● RECORDS SHOWN
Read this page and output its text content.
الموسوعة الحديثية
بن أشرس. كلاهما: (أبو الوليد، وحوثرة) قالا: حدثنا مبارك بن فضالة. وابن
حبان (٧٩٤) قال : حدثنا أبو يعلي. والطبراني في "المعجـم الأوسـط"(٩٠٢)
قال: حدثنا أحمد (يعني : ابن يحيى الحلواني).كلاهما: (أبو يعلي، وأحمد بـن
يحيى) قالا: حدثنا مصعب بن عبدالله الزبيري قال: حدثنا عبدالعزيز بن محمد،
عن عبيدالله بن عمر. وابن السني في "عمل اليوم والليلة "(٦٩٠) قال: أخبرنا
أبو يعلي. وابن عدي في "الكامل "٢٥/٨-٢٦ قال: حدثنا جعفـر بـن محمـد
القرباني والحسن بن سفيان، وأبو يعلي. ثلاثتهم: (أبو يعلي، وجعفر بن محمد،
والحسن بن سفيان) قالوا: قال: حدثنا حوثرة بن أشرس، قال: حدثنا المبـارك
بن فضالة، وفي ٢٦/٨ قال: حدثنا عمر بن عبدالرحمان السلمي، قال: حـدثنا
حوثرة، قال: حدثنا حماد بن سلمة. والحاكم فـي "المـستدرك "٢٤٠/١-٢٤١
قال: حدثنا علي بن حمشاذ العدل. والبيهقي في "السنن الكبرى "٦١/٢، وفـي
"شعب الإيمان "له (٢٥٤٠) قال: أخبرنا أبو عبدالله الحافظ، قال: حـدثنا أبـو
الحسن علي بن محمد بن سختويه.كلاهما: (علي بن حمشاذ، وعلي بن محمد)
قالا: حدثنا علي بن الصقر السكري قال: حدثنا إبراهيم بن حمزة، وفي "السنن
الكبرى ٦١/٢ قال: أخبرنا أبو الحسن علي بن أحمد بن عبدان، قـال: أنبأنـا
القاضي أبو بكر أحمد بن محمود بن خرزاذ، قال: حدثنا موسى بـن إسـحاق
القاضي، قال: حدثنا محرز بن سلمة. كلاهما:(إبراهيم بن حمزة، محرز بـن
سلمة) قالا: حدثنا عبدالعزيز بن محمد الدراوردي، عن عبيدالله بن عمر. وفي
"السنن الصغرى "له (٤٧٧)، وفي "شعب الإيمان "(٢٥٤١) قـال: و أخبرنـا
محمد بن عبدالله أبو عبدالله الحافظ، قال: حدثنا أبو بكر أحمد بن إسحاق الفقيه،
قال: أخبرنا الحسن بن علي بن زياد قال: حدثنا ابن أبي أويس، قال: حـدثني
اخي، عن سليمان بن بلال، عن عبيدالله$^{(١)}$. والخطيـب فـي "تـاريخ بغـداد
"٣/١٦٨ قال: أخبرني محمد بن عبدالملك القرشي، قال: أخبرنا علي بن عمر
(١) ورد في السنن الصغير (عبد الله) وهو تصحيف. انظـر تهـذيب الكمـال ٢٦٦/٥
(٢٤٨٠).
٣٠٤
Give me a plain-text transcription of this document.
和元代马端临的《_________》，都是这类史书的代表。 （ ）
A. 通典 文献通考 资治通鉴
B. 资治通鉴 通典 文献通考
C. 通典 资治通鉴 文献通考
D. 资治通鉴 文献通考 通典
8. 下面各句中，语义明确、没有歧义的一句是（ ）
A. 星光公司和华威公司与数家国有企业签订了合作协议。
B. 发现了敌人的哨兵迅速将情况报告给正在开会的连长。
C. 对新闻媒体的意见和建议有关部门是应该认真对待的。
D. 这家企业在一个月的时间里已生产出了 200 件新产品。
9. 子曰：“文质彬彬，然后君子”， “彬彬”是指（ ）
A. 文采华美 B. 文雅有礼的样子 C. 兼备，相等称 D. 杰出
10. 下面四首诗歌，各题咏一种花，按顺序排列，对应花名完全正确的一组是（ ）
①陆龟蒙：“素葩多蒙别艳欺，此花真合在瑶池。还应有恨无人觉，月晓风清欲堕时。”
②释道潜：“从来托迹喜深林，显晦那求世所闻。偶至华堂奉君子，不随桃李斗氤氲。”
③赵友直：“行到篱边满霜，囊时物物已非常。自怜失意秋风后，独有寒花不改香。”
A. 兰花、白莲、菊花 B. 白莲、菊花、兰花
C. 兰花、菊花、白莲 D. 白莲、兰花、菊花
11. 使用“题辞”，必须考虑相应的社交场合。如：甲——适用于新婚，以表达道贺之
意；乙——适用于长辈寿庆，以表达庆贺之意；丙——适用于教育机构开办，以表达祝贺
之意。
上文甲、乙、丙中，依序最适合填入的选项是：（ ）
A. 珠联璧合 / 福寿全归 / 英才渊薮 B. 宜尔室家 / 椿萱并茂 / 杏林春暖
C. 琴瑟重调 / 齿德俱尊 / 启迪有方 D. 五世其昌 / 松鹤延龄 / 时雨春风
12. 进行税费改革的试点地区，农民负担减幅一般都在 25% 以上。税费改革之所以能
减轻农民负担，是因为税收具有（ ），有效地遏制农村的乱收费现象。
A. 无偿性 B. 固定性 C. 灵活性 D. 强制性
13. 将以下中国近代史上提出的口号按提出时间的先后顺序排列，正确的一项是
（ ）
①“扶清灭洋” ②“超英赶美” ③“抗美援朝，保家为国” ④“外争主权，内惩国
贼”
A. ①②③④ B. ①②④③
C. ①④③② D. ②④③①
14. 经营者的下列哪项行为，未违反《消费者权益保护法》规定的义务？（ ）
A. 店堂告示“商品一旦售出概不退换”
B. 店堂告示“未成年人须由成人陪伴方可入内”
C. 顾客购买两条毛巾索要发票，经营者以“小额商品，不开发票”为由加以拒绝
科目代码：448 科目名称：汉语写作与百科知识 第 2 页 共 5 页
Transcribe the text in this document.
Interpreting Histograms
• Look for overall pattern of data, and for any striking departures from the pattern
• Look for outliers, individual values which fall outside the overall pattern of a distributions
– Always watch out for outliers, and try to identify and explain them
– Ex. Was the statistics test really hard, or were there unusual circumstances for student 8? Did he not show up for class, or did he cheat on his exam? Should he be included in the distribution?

● INSTRUCTIONS TO FOLLOW
Go through the records above and retype each one exactly.

● WRITTEN RESPONSE
Read this page and output its text content.
الموسوعة الحديثية
بن أشرس. كلاهما: (أبو الوليد، وحوثرة) قالا: حدثنا مبارك بن فضالة. وابن
حبان (٧٩٤) قال : حدثنا أبو يعلي. والطبراني في "المعجـم الأوسـط"(٩٠٢)
قال: حدثنا أحمد (يعني : ابن يحيى الحلواني).كلاهما: (أبو يعلي، وأحمد بـن
يحيى) قالا: حدثنا مصعب بن عبدالله الزبيري قال: حدثنا عبدالعزيز بن محمد،
عن عبيدالله بن عمر. وابن السني في "عمل اليوم والليلة "(٦٩٠) قال: أخبرنا
أبو يعلي. وابن عدي في "الكامل "٢٥/٨-٢٦ قال: حدثنا جعفـر بـن محمـد
القرباني والحسن بن سفيان، وأبو يعلي. ثلاثتهم: (أبو يعلي، وجعفر بن محمد،
والحسن بن سفيان) قالوا: قال: حدثنا حوثرة بن أشرس، قال: حدثنا المبـارك
بن فضالة، وفي ٢٦/٨ قال: حدثنا عمر بن عبدالرحمان السلمي، قال: حـدثنا
حوثرة، قال: حدثنا حماد بن سلمة. والحاكم فـي "المـستدرك "٢٤٠/١-٢٤١
قال: حدثنا علي بن حمشاذ العدل. والبيهقي في "السنن الكبرى "٦١/٢، وفـي
"شعب الإيمان "له (٢٥٤٠) قال: أخبرنا أبو عبدالله الحافظ، قال: حـدثنا أبـو
الحسن علي بن محمد بن سختويه.كلاهما: (علي بن حمشاذ، وعلي بن محمد)
قالا: حدثنا علي بن الصقر السكري قال: حدثنا إبراهيم بن حمزة، وفي "السنن
الكبرى ٦١/٢ قال: أخبرنا أبو الحسن علي بن أحمد بن عبدان، قـال: أنبأنـا
القاضي أبو بكر أحمد بن محمود بن خرزاذ، قال: حدثنا موسى بـن إسـحاق
القاضي، قال: حدثنا محرز بن سلمة. كلاهما:(إبراهيم بن حمزة، محرز بـن
سلمة) قالا: حدثنا عبدالعزيز بن محمد الدراوردي، عن عبيدالله بن عمر. وفي
"السنن الصغرى "له (٤٧٧)، وفي "شعب الإيمان "(٢٥٤١) قـال: و أخبرنـا
محمد بن عبدالله أبو عبدالله الحافظ، قال: حدثنا أبو بكر أحمد بن إسحاق الفقيه،
قال: أخبرنا الحسن بن علي بن زياد قال: حدثنا ابن أبي أويس، قال: حـدثني
اخي، عن سليمان بن بلال، عن عبيدالله$^{(١)}$. والخطيـب فـي "تـاريخ بغـداد
"٣/١٦٨ قال: أخبرني محمد بن عبدالملك القرشي، قال: أخبرنا علي بن عمر
(١) ورد في السنن الصغير (عبد الله) وهو تصحيف. انظـر تهـذيب الكمـال ٢٦٦/٥
(٢٤٨٠).
٣٠٤
Give me a plain-text transcription of this document.
和元代马端临的《_________》，都是这类史书的代表。 （ ）
A. 通典 文献通考 资治通鉴
B. 资治通鉴 通典 文献通考
C. 通典 资治通鉴 文献通考
D. 资治通鉴 文献通考 通典
8. 下面各句中，语义明确、没有歧义的一句是（ ）
A. 星光公司和华威公司与数家国有企业签订了合作协议。
B. 发现了敌人的哨兵迅速将情况报告给正在开会的连长。
C. 对新闻媒体的意见和建议有关部门是应该认真对待的。
D. 这家企业在一个月的时间里已生产出了 200 件新产品。
9. 子曰：“文质彬彬，然后君子”， “彬彬”是指（ ）
A. 文采华美 B. 文雅有礼的样子 C. 兼备，相等称 D. 杰出
10. 下面四首诗歌，各题咏一种花，按顺序排列，对应花名完全正确的一组是（ ）
①陆龟蒙：“素葩多蒙别艳欺，此花真合在瑶池。还应有恨无人觉，月晓风清欲堕时。”
②释道潜：“从来托迹喜深林，显晦那求世所闻。偶至华堂奉君子，不随桃李斗氤氲。”
③赵友直：“行到篱边满霜，囊时物物已非常。自怜失意秋风后，独有寒花不改香。”
A. 兰花、白莲、菊花 B. 白莲、菊花、兰花
C. 兰花、菊花、白莲 D. 白莲、兰花、菊花
11. 使用“题辞”，必须考虑相应的社交场合。如：甲——适用于新婚，以表达道贺之
意；乙——适用于长辈寿庆，以表达庆贺之意；丙——适用于教育机构开办，以表达祝贺
之意。
上文甲、乙、丙中，依序最适合填入的选项是：（ ）
A. 珠联璧合 / 福寿全归 / 英才渊薮 B. 宜尔室家 / 椿萱并茂 / 杏林春暖
C. 琴瑟重调 / 齿德俱尊 / 启迪有方 D. 五世其昌 / 松鹤延龄 / 时雨春风
12. 进行税费改革的试点地区，农民负担减幅一般都在 25% 以上。税费改革之所以能
减轻农民负担，是因为税收具有（ ），有效地遏制农村的乱收费现象。
A. 无偿性 B. 固定性 C. 灵活性 D. 强制性
13. 将以下中国近代史上提出的口号按提出时间的先后顺序排列，正确的一项是
（ ）
①“扶清灭洋” ②“超英赶美” ③“抗美援朝，保家为国” ④“外争主权，内惩国
贼”
A. ①②③④ B. ①②④③
C. ①④③② D. ②④③①
14. 经营者的下列哪项行为，未违反《消费者权益保护法》规定的义务？（ ）
A. 店堂告示“商品一旦售出概不退换”
B. 店堂告示“未成年人须由成人陪伴方可入内”
C. 顾客购买两条毛巾索要发票，经营者以“小额商品，不开发票”为由加以拒绝
科目代码：448 科目名称：汉语写作与百科知识 第 2 页 共 5 页
Transcribe the text in this document.
Interpreting Histograms
• Look for overall pattern of data, and for any striking departures from the pattern
• Look for outliers, individual values which fall outside the overall pattern of a distributions
– Always watch out for outliers, and try to identify and explain them
– Ex. Was the statistics test really hard, or were there unusual circumstances for student 8? Did he not show up for class, or did he cheat on his exam? Should he be included in the distribution?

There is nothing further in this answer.